» **GOAL**: Search the material for the word "this" and report each line where it turns up.
++++++++
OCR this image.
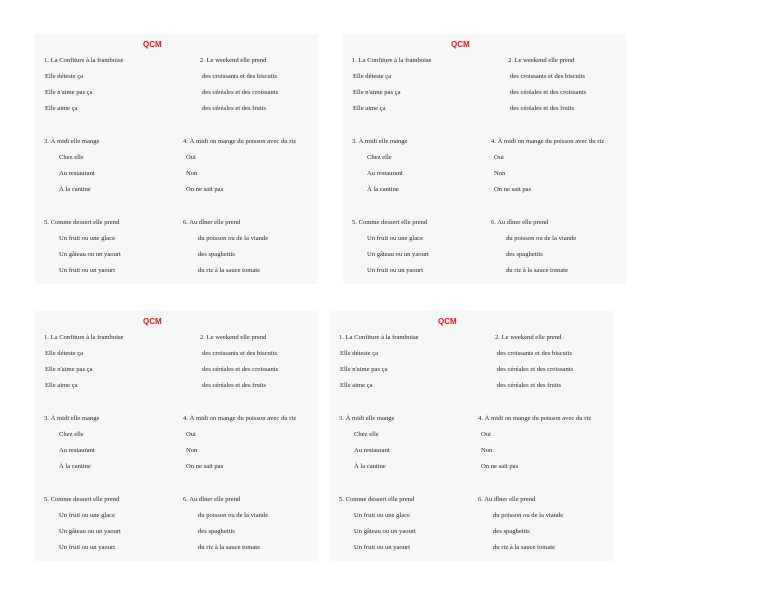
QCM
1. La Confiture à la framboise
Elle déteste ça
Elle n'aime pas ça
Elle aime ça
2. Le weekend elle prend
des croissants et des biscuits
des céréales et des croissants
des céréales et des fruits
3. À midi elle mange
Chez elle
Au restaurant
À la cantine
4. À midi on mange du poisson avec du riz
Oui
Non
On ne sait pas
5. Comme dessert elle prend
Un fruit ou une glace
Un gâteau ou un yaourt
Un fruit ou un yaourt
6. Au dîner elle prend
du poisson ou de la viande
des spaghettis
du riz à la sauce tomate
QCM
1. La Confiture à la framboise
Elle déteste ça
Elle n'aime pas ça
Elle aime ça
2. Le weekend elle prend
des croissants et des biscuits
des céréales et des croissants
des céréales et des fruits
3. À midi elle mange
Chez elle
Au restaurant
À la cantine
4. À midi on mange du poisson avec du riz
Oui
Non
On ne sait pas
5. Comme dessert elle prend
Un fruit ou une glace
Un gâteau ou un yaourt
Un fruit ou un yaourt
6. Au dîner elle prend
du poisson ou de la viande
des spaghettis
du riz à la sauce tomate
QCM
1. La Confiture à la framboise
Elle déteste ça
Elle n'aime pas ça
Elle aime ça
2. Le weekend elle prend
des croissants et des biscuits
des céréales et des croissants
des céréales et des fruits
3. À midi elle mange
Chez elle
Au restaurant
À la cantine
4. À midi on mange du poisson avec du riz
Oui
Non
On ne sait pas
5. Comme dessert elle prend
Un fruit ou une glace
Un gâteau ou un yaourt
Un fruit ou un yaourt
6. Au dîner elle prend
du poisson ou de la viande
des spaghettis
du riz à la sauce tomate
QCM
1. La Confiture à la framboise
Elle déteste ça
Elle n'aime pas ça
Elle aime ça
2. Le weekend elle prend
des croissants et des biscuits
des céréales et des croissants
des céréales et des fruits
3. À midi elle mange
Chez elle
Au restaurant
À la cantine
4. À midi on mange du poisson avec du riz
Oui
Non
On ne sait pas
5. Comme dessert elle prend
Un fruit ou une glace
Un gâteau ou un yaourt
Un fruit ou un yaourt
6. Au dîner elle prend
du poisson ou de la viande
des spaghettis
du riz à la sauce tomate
++++++++
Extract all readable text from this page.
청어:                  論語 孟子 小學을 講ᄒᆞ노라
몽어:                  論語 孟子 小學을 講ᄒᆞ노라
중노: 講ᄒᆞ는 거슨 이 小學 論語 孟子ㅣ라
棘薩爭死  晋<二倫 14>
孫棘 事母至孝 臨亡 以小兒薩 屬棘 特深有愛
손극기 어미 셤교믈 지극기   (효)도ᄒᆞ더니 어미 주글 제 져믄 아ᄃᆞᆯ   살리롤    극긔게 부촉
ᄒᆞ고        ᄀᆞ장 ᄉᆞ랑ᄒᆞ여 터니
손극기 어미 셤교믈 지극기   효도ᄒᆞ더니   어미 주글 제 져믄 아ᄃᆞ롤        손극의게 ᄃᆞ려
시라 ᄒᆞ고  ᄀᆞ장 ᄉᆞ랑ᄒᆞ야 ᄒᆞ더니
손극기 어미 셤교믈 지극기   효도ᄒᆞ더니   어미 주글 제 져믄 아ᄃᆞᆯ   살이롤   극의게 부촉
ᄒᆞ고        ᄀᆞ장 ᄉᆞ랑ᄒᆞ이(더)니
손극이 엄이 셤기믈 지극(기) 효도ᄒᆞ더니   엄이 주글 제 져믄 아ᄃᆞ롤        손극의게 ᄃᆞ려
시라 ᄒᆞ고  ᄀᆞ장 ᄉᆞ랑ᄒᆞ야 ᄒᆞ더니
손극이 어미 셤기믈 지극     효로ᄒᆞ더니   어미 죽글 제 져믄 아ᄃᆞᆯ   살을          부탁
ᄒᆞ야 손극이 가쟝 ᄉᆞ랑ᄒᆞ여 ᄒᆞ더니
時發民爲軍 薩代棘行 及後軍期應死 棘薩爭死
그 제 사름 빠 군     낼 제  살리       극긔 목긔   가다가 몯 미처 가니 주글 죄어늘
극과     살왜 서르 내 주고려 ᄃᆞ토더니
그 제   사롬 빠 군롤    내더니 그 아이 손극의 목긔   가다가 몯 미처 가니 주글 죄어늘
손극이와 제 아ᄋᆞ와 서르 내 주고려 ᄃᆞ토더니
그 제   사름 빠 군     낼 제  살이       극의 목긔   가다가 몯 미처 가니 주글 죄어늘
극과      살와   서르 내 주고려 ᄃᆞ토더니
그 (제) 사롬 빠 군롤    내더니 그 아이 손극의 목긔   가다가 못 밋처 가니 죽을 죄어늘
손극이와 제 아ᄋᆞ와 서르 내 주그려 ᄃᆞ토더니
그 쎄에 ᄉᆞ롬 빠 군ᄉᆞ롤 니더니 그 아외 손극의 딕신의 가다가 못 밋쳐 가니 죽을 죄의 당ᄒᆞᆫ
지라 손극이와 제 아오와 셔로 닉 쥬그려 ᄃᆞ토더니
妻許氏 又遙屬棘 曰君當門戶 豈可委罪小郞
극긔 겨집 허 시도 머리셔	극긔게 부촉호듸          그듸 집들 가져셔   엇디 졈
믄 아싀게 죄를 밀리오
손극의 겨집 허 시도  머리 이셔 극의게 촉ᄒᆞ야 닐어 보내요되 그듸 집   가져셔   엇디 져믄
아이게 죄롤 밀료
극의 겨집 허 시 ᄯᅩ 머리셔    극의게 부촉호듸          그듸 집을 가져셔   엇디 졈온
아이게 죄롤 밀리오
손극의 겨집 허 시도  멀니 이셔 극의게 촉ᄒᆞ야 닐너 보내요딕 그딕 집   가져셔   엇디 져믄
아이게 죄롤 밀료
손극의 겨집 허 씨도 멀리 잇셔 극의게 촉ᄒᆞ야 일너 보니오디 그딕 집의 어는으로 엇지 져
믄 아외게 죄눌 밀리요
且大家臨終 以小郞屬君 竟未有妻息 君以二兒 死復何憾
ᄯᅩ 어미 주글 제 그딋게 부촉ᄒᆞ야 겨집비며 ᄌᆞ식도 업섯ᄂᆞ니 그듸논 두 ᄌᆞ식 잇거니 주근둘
++++++++
» **SOLUTION TO THE EXERCISE**:
OCR this image.
Extract all readable text from this page.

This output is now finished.